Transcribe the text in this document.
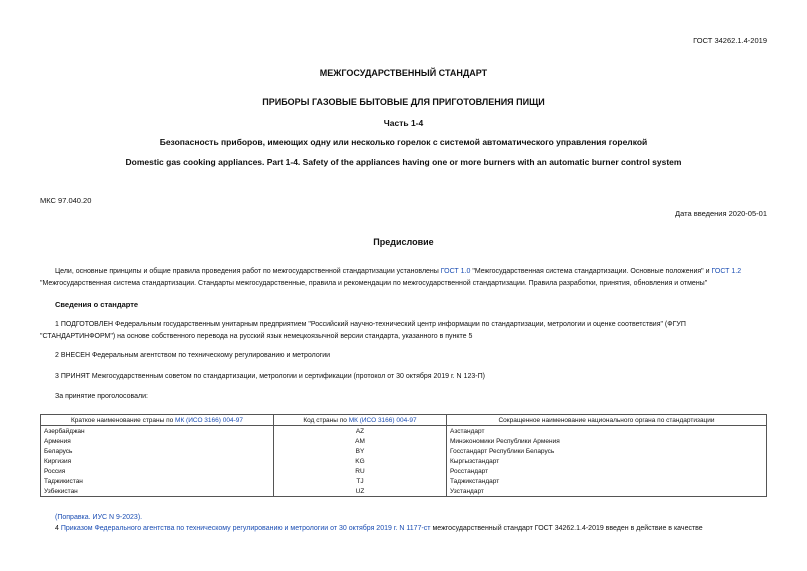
ГОСТ 34262.1.4-2019
МЕЖГОСУДАРСТВЕННЫЙ СТАНДАРТ
ПРИБОРЫ ГАЗОВЫЕ БЫТОВЫЕ ДЛЯ ПРИГОТОВЛЕНИЯ ПИЩИ
Часть 1-4
Безопасность приборов, имеющих одну или несколько горелок с системой автоматического управления горелкой
Domestic gas cooking appliances. Part 1-4. Safety of the appliances having one or more burners with an automatic burner control system
МКС 97.040.20
Дата введения 2020-05-01
Предисловие
Цели, основные принципы и общие правила проведения работ по межгосударственной стандартизации установлены ГОСТ 1.0 "Межгосударственная система стандартизации. Основные положения" и ГОСТ 1.2
"Межгосударственная система стандартизации. Стандарты межгосударственные, правила и рекомендации по межгосударственной стандартизации. Правила разработки, принятия, обновления и отмены"
Сведения о стандарте
1 ПОДГОТОВЛЕН Федеральным государственным унитарным предприятием "Российский научно-технический центр информации по стандартизации, метрологии и оценке соответствия" (ФГУП
"СТАНДАРТИНФОРМ") на основе собственного перевода на русский язык немецкоязычной версии стандарта, указанного в пункте 5
2 ВНЕСЕН Федеральным агентством по техническому регулированию и метрологии
3 ПРИНЯТ Межгосударственным советом по стандартизации, метрологии и сертификации (протокол от 30 октября 2019 г. N 123-П)
За принятие проголосовали:
Краткое наименование страны по МК (ИСО 3166) 004-97	Код страны по МК (ИСО 3166) 004-97	Сокращенное наименование национального органа по стандартизации
Азербайджан	AZ	Азстандарт
Армения	AM	Минэкономики Республики Армения
Беларусь	BY	Госстандарт Республики Беларусь
Киргизия	KG	Кыргызстандарт
Россия	RU	Росстандарт
Таджикистан	TJ	Таджикстандарт
Узбекистан	UZ	Узстандарт
(Поправка. ИУС N 9-2023).
4 Приказом Федерального агентства по техническому регулированию и метрологии от 30 октября 2019 г. N 1177-ст межгосударственный стандарт ГОСТ 34262.1.4-2019 введен в действие в качестве
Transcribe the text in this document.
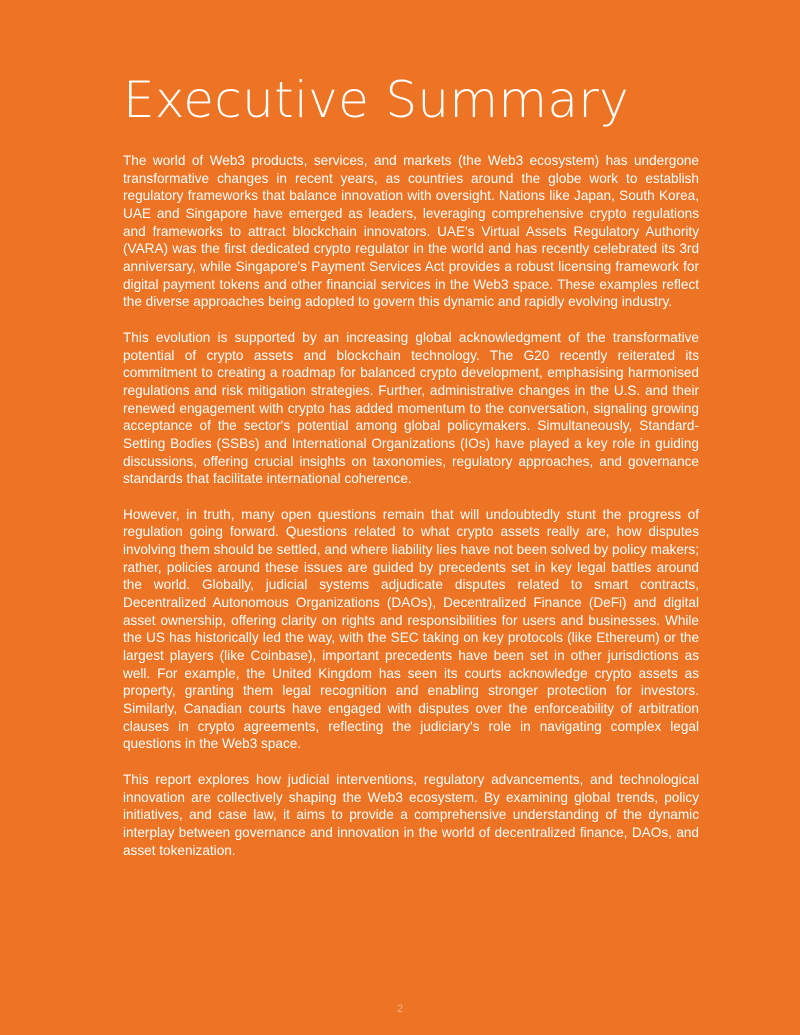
Executive Summary

The world of Web3 products, services, and markets (the Web3 ecosystem) has undergone transformative changes in recent years, as countries around the globe work to establish regulatory frameworks that balance innovation with oversight. Nations like Japan, South Korea, UAE and Singapore have emerged as leaders, leveraging comprehensive crypto regulations and frameworks to attract blockchain innovators. UAE's Virtual Assets Regulatory Authority (VARA) was the first dedicated crypto regulator in the world and has recently celebrated its 3rd anniversary, while Singapore's Payment Services Act provides a robust licensing framework for digital payment tokens and other financial services in the Web3 space. These examples reflect the diverse approaches being adopted to govern this dynamic and rapidly evolving industry.

This evolution is supported by an increasing global acknowledgment of the transformative potential of crypto assets and blockchain technology. The G20 recently reiterated its commitment to creating a roadmap for balanced crypto development, emphasising harmonised regulations and risk mitigation strategies. Further, administrative changes in the U.S. and their renewed engagement with crypto has added momentum to the conversation, signaling growing acceptance of the sector's potential among global policymakers. Simultaneously, Standard-Setting Bodies (SSBs) and International Organizations (IOs) have played a key role in guiding discussions, offering crucial insights on taxonomies, regulatory approaches, and governance standards that facilitate international coherence.

However, in truth, many open questions remain that will undoubtedly stunt the progress of regulation going forward. Questions related to what crypto assets really are, how disputes involving them should be settled, and where liability lies have not been solved by policy makers; rather, policies around these issues are guided by precedents set in key legal battles around the world. Globally, judicial systems adjudicate disputes related to smart contracts, Decentralized Autonomous Organizations (DAOs), Decentralized Finance (DeFi) and digital asset ownership, offering clarity on rights and responsibilities for users and businesses. While the US has historically led the way, with the SEC taking on key protocols (like Ethereum) or the largest players (like Coinbase), important precedents have been set in other jurisdictions as well. For example, the United Kingdom has seen its courts acknowledge crypto assets as property, granting them legal recognition and enabling stronger protection for investors. Similarly, Canadian courts have engaged with disputes over the enforceability of arbitration clauses in crypto agreements, reflecting the judiciary's role in navigating complex legal questions in the Web3 space.

This report explores how judicial interventions, regulatory advancements, and technological innovation are collectively shaping the Web3 ecosystem. By examining global trends, policy initiatives, and case law, it aims to provide a comprehensive understanding of the dynamic interplay between governance and innovation in the world of decentralized finance, DAOs, and asset tokenization.

2
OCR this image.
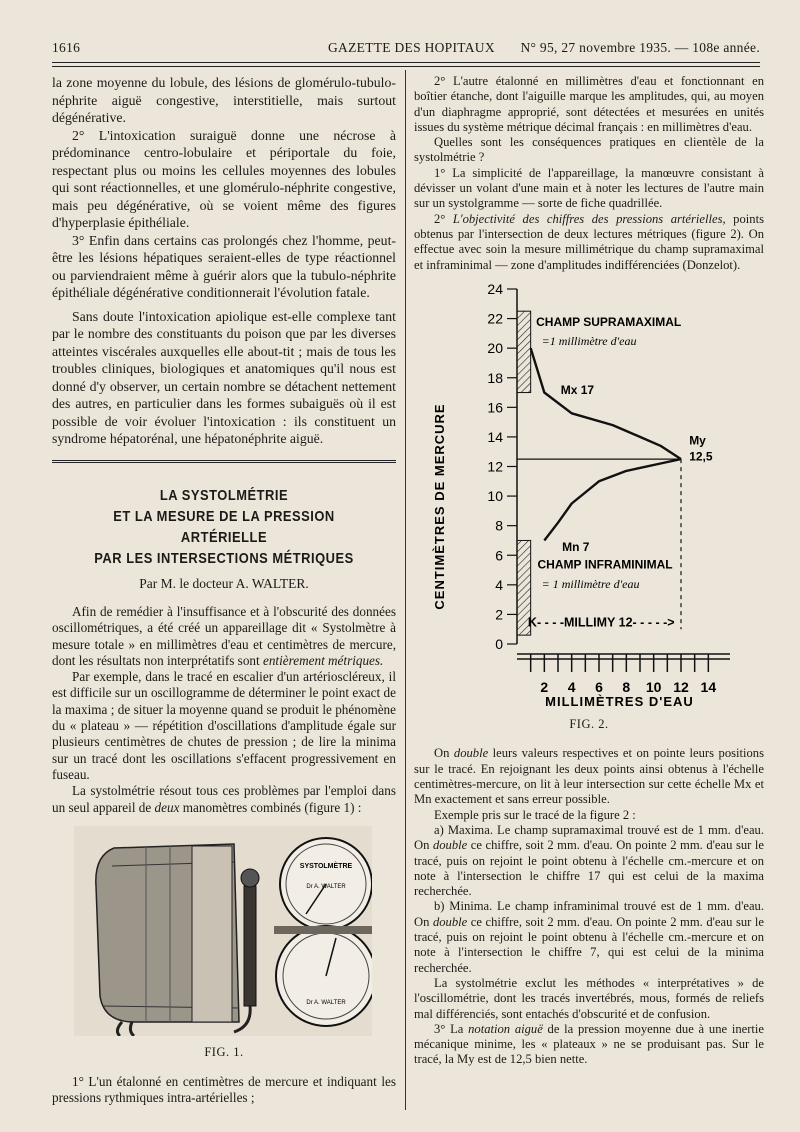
1616	GAZETTE DES HOPITAUX N° 95, 27 novembre 1935. — 108e année.

la zone moyenne du lobule, des lésions de glomérulo-tubulo-néphrite aiguë congestive, interstitielle, mais surtout dégénérative.

2° L'intoxication suraiguë donne une nécrose à prédominance centro-lobulaire et périportale du foie, respectant plus ou moins les cellules moyennes des lobules qui sont réactionnelles, et une glomérulo-néphrite congestive, mais peu dégénérative, où se voient même des figures d'hyperplasie épithéliale.

3° Enfin dans certains cas prolongés chez l'homme, peut-être les lésions hépatiques seraient-elles de type réactionnel ou parviendraient même à guérir alors que la tubulo-néphrite épithéliale dégénérative conditionnerait l'évolution fatale.

Sans doute l'intoxication apiolique est-elle complexe tant par le nombre des constituants du poison que par les diverses atteintes viscérales auxquelles elle about-tit ; mais de tous les troubles cliniques, biologiques et anatomiques qu'il nous est donné d'y observer, un certain nombre se détachent nettement des autres, en particulier dans les formes subaiguës où il est possible de voir évoluer l'intoxication : ils constituent un syndrome hépatorénal, une hépatonéphrite aiguë.

LA SYSTOLMÉTRIE
ET LA MESURE DE LA PRESSION ARTÉRIELLE
PAR LES INTERSECTIONS MÉTRIQUES
Par M. le docteur A. WALTER.

Afin de remédier à l'insuffisance et à l'obscurité des données oscillométriques, a été créé un appareillage dit « Systolmètre à mesure totale » en millimètres d'eau et centimètres de mercure, dont les résultats non interprétatifs sont entièrement métriques.

Par exemple, dans le tracé en escalier d'un artérioscléreux, il est difficile sur un oscillogramme de déterminer le point exact de la maxima ; de situer la moyenne quand se produit le phénomène du « plateau » — répétition d'oscillations d'amplitude égale sur plusieurs centimètres de chutes de pression ; de lire la minima sur un tracé dont les oscillations s'effacent progressivement en fuseau.

La systolmétrie résout tous ces problèmes par l'emploi dans un seul appareil de deux manomètres combinés (figure 1) :

SYSTOLMÈTRE
Dr A. WALTER
Dr A. WALTER
FIG. 1.

1° L'un étalonné en centimètres de mercure et indiquant les pressions rythmiques intra-artérielles ;

2° L'autre étalonné en millimètres d'eau et fonctionnant en boîtier étanche, dont l'aiguille marque les amplitudes, qui, au moyen d'un diaphragme approprié, sont détectées et mesurées en unités issues du système métrique décimal français : en millimètres d'eau.

Quelles sont les conséquences pratiques en clientèle de la systolmétrie ?

1° La simplicité de l'appareillage, la manœuvre consistant à dévisser un volant d'une main et à noter les lectures de l'autre main sur un systolgramme — sorte de fiche quadrillée.

2° L'objectivité des chiffres des pressions artérielles, points obtenus par l'intersection de deux lectures métriques (figure 2). On effectue avec soin la mesure millimétrique du champ supramaximal et inframinimal — zone d'amplitudes indifférenciées (Donzelot).

CENTIMÈTRES DE MERCURE
MILLIMÈTRES D'EAU
0
2
4
6
8
10
12
14
16
18
20
22
24
2 4 6 8 10 12 14
CHAMP SUPRAMAXIMAL
=1 millimètre d'eau
Mx 17
My
12,5
Mn 7
CHAMP INFRAMINIMAL
= 1 millimètre d'eau
K- - - -MILLIMY 12- - - - ->
FIG. 2.

On double leurs valeurs respectives et on pointe leurs positions sur le tracé. En rejoignant les deux points ainsi obtenus à l'échelle centimètres-mercure, on lit à leur intersection sur cette échelle Mx et Mn exactement et sans erreur possible.

Exemple pris sur le tracé de la figure 2 :

a) Maxima. Le champ supramaximal trouvé est de 1 mm. d'eau. On double ce chiffre, soit 2 mm. d'eau. On pointe 2 mm. d'eau sur le tracé, puis on rejoint le point obtenu à l'échelle cm.-mercure et on note à l'intersection le chiffre 17 qui est celui de la maxima recherchée.

b) Minima. Le champ inframinimal trouvé est de 1 mm. d'eau. On double ce chiffre, soit 2 mm. d'eau. On pointe 2 mm. d'eau sur le tracé, puis on rejoint le point obtenu à l'échelle cm.-mercure et on note à l'intersection le chiffre 7, qui est celui de la minima recherchée.

La systolmétrie exclut les méthodes « interprétatives » de l'oscillométrie, dont les tracés invertébrés, mous, formés de reliefs mal différenciés, sont entachés d'obscurité et de confusion.

3° La notation aiguë de la pression moyenne due à une inertie mécanique minime, les « plateaux » ne se produisant pas. Sur le tracé, la My est de 12,5 bien nette.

- Task statement -
Within the data above, count the lines that contain the string "soit"; the reply is the number alone.

- Full output -
2